• _Exercise data_
■ ■ ■ ■

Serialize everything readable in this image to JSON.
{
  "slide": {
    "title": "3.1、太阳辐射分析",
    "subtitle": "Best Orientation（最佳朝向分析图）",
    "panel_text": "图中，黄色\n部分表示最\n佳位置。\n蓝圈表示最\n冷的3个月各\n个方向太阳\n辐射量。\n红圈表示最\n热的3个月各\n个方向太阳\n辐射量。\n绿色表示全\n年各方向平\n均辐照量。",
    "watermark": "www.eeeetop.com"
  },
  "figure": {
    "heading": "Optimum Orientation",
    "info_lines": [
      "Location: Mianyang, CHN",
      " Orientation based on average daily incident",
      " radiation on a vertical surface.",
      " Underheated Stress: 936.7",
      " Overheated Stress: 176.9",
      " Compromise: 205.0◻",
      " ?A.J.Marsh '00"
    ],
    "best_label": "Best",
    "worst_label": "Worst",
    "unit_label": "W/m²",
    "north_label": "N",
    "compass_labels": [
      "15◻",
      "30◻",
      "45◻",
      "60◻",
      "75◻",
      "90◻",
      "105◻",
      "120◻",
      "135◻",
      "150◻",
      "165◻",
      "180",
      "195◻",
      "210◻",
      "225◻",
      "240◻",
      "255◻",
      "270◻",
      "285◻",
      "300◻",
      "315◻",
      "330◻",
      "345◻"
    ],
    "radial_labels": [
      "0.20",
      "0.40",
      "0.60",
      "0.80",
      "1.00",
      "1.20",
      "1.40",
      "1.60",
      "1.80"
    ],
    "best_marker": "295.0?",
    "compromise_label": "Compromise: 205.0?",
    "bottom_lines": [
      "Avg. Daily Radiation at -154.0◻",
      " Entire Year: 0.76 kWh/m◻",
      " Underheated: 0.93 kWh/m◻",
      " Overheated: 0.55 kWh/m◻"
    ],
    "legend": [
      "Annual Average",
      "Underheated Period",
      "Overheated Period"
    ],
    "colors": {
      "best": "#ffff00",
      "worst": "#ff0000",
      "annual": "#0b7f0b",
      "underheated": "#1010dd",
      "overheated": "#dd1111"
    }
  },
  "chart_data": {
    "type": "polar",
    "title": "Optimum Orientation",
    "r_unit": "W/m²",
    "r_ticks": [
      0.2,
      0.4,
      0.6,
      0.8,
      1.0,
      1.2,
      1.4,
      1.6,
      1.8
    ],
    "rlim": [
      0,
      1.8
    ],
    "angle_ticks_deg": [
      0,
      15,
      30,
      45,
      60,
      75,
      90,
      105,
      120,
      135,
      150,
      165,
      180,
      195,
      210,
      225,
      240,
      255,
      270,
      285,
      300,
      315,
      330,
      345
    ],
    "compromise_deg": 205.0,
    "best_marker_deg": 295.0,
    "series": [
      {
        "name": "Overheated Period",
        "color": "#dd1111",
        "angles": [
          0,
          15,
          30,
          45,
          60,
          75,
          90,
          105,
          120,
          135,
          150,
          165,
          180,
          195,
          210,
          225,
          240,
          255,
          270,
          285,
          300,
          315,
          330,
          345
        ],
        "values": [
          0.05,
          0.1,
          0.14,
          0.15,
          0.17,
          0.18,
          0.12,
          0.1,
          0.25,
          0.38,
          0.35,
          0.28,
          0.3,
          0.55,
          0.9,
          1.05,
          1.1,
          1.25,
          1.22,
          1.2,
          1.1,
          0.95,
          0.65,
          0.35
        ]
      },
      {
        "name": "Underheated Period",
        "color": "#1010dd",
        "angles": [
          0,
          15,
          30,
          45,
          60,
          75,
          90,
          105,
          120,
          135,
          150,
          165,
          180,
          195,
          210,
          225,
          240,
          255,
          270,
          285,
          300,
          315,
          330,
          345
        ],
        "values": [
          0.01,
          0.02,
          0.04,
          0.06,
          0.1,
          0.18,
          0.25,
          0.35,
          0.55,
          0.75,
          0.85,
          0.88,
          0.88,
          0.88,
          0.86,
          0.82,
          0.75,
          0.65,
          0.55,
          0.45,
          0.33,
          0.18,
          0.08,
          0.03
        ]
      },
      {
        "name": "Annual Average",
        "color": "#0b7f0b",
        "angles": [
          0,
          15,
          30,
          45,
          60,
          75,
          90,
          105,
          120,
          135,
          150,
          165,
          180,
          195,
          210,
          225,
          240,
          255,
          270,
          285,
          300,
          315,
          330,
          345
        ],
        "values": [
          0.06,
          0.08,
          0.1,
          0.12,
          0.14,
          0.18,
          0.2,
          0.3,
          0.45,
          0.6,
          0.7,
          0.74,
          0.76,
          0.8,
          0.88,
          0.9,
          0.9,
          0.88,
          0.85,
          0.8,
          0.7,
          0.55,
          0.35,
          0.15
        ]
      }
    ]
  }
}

■ ■ ■ ■

• _What you should do_
Each record must be returned exactly as it is written.

• _Complete response_
Serialize everything readable in this image to JSON.
{
  "slide": {
    "title": "3.1、太阳辐射分析",
    "subtitle": "Best Orientation（最佳朝向分析图）",
    "panel_text": "图中，黄色\n部分表示最\n佳位置。\n蓝圈表示最\n冷的3个月各\n个方向太阳\n辐射量。\n红圈表示最\n热的3个月各\n个方向太阳\n辐射量。\n绿色表示全\n年各方向平\n均辐照量。",
    "watermark": "www.eeeetop.com"
  },
  "figure": {
    "heading": "Optimum Orientation",
    "info_lines": [
      "Location: Mianyang, CHN",
      " Orientation based on average daily incident",
      " radiation on a vertical surface.",
      " Underheated Stress: 936.7",
      " Overheated Stress: 176.9",
      " Compromise: 205.0◻",
      " ?A.J.Marsh '00"
    ],
    "best_label": "Best",
    "worst_label": "Worst",
    "unit_label": "W/m²",
    "north_label": "N",
    "compass_labels": [
      "15◻",
      "30◻",
      "45◻",
      "60◻",
      "75◻",
      "90◻",
      "105◻",
      "120◻",
      "135◻",
      "150◻",
      "165◻",
      "180",
      "195◻",
      "210◻",
      "225◻",
      "240◻",
      "255◻",
      "270◻",
      "285◻",
      "300◻",
      "315◻",
      "330◻",
      "345◻"
    ],
    "radial_labels": [
      "0.20",
      "0.40",
      "0.60",
      "0.80",
      "1.00",
      "1.20",
      "1.40",
      "1.60",
      "1.80"
    ],
    "best_marker": "295.0?",
    "compromise_label": "Compromise: 205.0?",
    "bottom_lines": [
      "Avg. Daily Radiation at -154.0◻",
      " Entire Year: 0.76 kWh/m◻",
      " Underheated: 0.93 kWh/m◻",
      " Overheated: 0.55 kWh/m◻"
    ],
    "legend": [
      "Annual Average",
      "Underheated Period",
      "Overheated Period"
    ],
    "colors": {
      "best": "#ffff00",
      "worst": "#ff0000",
      "annual": "#0b7f0b",
      "underheated": "#1010dd",
      "overheated": "#dd1111"
    }
  },
  "chart_data": {
    "type": "polar",
    "title": "Optimum Orientation",
    "r_unit": "W/m²",
    "r_ticks": [
      0.2,
      0.4,
      0.6,
      0.8,
      1.0,
      1.2,
      1.4,
      1.6,
      1.8
    ],
    "rlim": [
      0,
      1.8
    ],
    "angle_ticks_deg": [
      0,
      15,
      30,
      45,
      60,
      75,
      90,
      105,
      120,
      135,
      150,
      165,
      180,
      195,
      210,
      225,
      240,
      255,
      270,
      285,
      300,
      315,
      330,
      345
    ],
    "compromise_deg": 205.0,
    "best_marker_deg": 295.0,
    "series": [
      {
        "name": "Overheated Period",
        "color": "#dd1111",
        "angles": [
          0,
          15,
          30,
          45,
          60,
          75,
          90,
          105,
          120,
          135,
          150,
          165,
          180,
          195,
          210,
          225,
          240,
          255,
          270,
          285,
          300,
          315,
          330,
          345
        ],
        "values": [
          0.05,
          0.1,
          0.14,
          0.15,
          0.17,
          0.18,
          0.12,
          0.1,
          0.25,
          0.38,
          0.35,
          0.28,
          0.3,
          0.55,
          0.9,
          1.05,
          1.1,
          1.25,
          1.22,
          1.2,
          1.1,
          0.95,
          0.65,
          0.35
        ]
      },
      {
        "name": "Underheated Period",
        "color": "#1010dd",
        "angles": [
          0,
          15,
          30,
          45,
          60,
          75,
          90,
          105,
          120,
          135,
          150,
          165,
          180,
          195,
          210,
          225,
          240,
          255,
          270,
          285,
          300,
          315,
          330,
          345
        ],
        "values": [
          0.01,
          0.02,
          0.04,
          0.06,
          0.1,
          0.18,
          0.25,
          0.35,
          0.55,
          0.75,
          0.85,
          0.88,
          0.88,
          0.88,
          0.86,
          0.82,
          0.75,
          0.65,
          0.55,
          0.45,
          0.33,
          0.18,
          0.08,
          0.03
        ]
      },
      {
        "name": "Annual Average",
        "color": "#0b7f0b",
        "angles": [
          0,
          15,
          30,
          45,
          60,
          75,
          90,
          105,
          120,
          135,
          150,
          165,
          180,
          195,
          210,
          225,
          240,
          255,
          270,
          285,
          300,
          315,
          330,
          345
        ],
        "values": [
          0.06,
          0.08,
          0.1,
          0.12,
          0.14,
          0.18,
          0.2,
          0.3,
          0.45,
          0.6,
          0.7,
          0.74,
          0.76,
          0.8,
          0.88,
          0.9,
          0.9,
          0.88,
          0.85,
          0.8,
          0.7,
          0.55,
          0.35,
          0.15
        ]
      }
    ]
  }
}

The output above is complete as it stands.